EXERCISE
From the listing below, extract every line containing "circle".

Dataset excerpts
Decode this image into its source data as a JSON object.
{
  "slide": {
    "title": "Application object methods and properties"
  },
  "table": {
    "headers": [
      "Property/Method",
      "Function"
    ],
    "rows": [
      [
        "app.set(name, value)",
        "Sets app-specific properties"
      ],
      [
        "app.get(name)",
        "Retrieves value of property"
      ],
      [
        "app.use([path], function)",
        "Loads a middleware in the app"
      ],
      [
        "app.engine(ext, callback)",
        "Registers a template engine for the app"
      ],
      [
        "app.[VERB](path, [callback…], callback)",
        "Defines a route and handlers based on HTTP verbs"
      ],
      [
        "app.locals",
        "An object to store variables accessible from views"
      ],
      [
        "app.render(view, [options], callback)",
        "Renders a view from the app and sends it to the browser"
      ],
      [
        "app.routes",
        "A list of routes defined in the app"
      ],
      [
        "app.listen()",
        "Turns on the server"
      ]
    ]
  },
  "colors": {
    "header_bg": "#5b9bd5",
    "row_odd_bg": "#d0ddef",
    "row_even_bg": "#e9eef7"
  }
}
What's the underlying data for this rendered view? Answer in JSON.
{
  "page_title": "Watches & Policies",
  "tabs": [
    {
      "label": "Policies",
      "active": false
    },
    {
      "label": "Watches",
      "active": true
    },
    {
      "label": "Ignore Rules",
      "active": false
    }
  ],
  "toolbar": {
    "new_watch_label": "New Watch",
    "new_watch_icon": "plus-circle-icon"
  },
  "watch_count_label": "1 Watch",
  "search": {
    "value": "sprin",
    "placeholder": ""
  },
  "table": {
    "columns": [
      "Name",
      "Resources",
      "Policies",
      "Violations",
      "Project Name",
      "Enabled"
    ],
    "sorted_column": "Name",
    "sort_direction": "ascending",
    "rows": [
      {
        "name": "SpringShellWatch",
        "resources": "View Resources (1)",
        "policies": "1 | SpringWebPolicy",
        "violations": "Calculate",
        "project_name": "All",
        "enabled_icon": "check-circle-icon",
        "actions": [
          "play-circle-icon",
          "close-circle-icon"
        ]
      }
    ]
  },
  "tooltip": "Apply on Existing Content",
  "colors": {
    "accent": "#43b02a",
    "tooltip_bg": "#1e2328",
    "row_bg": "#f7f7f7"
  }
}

WRITTEN REPLY
    "new_watch_icon": "plus-circle-icon"
        "enabled_icon": "check-circle-icon",
          "play-circle-icon",
          "close-circle-icon"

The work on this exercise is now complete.